▸ Dataset records
········
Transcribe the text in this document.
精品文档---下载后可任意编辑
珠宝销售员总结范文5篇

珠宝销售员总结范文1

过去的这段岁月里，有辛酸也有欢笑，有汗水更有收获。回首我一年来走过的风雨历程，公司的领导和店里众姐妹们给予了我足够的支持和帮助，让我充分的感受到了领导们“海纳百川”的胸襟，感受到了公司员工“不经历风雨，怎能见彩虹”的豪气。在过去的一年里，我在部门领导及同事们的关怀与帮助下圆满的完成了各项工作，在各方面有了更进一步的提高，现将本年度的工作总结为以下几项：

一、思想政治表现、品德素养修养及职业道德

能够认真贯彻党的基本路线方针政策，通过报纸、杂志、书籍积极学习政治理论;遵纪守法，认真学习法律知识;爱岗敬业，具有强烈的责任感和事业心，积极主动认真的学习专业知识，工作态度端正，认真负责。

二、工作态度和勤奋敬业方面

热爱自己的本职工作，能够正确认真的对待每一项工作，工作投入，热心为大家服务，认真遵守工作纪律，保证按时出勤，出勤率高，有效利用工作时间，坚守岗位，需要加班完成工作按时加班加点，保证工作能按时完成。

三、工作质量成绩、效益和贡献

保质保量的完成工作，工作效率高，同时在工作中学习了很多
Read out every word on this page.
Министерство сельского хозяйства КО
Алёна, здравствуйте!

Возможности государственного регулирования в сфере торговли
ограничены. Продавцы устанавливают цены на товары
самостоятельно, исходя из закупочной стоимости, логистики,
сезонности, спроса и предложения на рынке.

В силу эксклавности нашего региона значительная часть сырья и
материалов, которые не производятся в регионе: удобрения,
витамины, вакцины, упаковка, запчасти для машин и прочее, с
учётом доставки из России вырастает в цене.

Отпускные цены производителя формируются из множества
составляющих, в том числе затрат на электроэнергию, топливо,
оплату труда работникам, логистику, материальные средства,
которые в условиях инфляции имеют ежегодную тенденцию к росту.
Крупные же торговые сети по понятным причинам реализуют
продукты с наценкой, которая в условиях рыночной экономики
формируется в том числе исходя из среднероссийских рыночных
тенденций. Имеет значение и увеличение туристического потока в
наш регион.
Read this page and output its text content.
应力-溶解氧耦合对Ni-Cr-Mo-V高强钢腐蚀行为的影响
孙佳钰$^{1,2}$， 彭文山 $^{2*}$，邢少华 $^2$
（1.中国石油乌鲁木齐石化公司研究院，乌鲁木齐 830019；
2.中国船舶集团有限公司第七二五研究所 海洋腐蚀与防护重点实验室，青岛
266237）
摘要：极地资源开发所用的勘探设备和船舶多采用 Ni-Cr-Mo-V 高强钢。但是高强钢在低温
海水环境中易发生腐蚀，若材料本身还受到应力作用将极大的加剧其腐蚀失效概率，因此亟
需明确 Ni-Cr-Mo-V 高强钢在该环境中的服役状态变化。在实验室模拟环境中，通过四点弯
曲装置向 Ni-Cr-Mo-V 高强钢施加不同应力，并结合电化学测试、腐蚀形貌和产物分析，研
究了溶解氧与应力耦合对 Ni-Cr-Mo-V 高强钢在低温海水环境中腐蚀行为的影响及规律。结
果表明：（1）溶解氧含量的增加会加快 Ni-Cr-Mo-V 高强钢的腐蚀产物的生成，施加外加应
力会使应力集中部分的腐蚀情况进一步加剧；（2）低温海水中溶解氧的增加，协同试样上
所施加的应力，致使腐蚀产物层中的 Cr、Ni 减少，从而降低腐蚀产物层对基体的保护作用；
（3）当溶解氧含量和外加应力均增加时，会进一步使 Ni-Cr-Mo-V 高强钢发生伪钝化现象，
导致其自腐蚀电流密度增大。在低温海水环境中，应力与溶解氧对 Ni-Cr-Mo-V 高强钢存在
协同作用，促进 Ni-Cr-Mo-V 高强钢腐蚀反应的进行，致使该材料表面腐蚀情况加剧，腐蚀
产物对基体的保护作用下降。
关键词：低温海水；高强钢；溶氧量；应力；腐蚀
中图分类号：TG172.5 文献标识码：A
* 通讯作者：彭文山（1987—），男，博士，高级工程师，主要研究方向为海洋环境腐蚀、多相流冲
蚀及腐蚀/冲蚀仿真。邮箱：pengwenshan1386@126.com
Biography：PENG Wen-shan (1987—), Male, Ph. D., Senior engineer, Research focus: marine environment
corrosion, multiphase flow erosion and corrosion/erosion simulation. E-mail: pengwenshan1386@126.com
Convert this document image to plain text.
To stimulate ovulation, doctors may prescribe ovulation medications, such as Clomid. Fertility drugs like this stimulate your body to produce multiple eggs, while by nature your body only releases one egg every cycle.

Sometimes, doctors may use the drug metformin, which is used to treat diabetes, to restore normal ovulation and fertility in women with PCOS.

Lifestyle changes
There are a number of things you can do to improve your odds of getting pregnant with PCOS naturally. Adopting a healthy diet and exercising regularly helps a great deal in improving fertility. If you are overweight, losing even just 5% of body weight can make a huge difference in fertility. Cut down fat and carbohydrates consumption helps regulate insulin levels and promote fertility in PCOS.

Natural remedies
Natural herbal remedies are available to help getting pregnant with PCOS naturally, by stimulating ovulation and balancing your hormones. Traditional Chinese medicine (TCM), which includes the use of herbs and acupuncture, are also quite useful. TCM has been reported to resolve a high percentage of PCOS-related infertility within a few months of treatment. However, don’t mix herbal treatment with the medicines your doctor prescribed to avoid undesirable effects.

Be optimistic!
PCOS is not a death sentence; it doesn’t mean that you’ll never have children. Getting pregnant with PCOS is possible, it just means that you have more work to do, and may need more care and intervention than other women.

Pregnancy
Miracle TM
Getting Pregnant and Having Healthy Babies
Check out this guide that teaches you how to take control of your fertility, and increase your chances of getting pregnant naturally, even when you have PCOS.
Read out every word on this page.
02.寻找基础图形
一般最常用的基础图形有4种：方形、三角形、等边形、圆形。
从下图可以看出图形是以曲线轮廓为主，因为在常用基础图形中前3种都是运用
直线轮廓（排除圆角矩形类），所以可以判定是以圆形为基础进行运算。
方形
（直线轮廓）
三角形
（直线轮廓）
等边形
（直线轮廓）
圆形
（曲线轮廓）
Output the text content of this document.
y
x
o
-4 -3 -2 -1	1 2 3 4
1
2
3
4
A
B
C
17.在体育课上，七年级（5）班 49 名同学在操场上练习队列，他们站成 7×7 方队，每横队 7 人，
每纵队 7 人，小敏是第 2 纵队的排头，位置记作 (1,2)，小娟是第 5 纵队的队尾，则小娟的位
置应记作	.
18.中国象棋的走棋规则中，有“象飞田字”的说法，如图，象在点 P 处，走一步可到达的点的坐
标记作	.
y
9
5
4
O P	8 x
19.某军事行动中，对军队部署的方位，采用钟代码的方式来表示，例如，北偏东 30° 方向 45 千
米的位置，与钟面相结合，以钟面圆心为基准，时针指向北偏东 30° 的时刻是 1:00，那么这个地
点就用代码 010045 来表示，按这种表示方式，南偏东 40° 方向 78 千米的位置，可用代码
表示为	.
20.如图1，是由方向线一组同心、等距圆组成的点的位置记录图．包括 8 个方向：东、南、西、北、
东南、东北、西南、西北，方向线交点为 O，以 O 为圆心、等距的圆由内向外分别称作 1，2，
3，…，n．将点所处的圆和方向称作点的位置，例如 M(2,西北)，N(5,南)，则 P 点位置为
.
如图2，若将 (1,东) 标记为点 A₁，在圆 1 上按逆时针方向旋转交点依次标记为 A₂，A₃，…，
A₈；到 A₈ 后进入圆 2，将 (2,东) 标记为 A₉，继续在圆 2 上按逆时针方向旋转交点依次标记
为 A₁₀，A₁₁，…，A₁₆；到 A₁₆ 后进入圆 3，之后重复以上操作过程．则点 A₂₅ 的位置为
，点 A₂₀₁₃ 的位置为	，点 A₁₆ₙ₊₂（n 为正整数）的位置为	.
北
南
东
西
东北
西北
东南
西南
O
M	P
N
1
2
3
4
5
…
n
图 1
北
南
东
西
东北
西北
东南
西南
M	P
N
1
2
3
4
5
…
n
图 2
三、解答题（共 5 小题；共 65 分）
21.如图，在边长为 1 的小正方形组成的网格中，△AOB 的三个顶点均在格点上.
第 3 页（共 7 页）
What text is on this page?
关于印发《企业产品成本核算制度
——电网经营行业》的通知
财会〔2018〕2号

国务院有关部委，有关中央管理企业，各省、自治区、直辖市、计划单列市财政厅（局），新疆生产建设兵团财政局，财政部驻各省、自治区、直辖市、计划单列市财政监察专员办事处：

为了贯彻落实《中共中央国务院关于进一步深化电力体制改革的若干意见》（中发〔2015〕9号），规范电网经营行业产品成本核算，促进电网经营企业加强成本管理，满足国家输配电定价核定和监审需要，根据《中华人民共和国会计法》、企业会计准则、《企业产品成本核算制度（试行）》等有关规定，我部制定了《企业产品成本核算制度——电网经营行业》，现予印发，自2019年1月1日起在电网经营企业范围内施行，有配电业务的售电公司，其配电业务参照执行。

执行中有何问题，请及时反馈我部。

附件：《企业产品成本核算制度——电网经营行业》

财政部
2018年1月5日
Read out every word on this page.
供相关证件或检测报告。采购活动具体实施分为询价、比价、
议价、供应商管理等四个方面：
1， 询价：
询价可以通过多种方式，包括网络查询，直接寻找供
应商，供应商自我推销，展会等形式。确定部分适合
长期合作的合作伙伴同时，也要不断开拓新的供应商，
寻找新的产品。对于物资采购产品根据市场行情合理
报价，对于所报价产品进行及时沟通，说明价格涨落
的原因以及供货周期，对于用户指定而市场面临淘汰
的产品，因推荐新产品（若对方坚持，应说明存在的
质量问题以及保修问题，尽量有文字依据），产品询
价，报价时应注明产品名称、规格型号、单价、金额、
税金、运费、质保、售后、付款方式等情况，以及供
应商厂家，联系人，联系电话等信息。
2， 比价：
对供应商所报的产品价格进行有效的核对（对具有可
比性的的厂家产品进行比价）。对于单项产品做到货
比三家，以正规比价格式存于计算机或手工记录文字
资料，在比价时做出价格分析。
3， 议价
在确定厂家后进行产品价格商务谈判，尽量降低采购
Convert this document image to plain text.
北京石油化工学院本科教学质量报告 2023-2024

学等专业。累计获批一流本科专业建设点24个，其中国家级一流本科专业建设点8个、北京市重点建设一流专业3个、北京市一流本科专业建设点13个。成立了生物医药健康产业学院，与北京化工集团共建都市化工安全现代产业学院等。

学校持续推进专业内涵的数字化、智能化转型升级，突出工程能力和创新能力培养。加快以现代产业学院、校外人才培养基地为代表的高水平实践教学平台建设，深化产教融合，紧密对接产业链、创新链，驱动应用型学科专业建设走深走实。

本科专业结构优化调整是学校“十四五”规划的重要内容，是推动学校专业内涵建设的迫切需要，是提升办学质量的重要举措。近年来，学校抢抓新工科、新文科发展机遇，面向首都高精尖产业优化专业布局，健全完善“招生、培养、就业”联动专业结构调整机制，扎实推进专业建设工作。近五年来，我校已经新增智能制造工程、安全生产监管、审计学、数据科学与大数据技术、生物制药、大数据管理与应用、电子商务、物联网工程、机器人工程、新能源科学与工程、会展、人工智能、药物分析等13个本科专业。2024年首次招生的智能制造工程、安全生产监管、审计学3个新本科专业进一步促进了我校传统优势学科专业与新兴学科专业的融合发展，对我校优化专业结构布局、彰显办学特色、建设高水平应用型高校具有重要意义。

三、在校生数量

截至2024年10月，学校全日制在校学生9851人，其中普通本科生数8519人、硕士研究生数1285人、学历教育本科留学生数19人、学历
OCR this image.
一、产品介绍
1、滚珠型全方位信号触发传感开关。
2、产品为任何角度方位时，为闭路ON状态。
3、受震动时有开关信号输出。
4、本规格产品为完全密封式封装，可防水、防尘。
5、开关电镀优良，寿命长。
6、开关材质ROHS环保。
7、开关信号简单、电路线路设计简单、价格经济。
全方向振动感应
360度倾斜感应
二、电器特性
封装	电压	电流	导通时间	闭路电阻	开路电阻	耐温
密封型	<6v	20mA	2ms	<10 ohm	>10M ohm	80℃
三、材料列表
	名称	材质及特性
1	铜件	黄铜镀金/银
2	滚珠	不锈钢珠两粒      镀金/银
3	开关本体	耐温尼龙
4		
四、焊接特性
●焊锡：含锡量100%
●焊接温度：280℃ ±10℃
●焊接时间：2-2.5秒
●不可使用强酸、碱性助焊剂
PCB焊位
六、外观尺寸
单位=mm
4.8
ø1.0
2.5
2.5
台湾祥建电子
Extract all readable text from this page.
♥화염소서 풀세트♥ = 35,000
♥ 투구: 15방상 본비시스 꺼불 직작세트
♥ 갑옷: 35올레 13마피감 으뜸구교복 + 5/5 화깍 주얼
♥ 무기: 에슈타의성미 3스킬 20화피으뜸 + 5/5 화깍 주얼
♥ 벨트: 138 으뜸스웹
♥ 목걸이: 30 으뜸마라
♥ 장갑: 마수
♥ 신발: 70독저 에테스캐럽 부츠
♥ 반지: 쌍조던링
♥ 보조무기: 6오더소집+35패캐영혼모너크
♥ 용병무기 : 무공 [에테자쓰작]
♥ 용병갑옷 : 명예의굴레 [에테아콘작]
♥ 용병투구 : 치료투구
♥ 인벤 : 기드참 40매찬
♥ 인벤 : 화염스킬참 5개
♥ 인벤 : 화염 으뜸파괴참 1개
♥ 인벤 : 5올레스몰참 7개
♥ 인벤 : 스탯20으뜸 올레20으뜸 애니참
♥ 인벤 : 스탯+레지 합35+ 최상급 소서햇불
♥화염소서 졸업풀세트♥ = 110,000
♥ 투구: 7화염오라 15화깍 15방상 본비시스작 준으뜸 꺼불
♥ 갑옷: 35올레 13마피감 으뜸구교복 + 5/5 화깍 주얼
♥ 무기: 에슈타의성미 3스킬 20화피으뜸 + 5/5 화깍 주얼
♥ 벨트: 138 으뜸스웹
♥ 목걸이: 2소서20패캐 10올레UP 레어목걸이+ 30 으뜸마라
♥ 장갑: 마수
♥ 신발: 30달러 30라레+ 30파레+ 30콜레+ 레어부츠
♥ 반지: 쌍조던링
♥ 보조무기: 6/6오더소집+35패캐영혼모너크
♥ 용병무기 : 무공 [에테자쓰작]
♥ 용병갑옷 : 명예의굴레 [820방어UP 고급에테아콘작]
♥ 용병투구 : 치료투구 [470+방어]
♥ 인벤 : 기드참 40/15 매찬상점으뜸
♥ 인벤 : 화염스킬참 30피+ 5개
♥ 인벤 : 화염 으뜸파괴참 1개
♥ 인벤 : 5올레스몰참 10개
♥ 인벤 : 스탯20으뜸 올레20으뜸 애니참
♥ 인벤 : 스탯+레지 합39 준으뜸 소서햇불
········
▸ BRIEF
How many lines of these entries hold the string "that"? Answer with the number alone.

▸ TASK ANSWER
2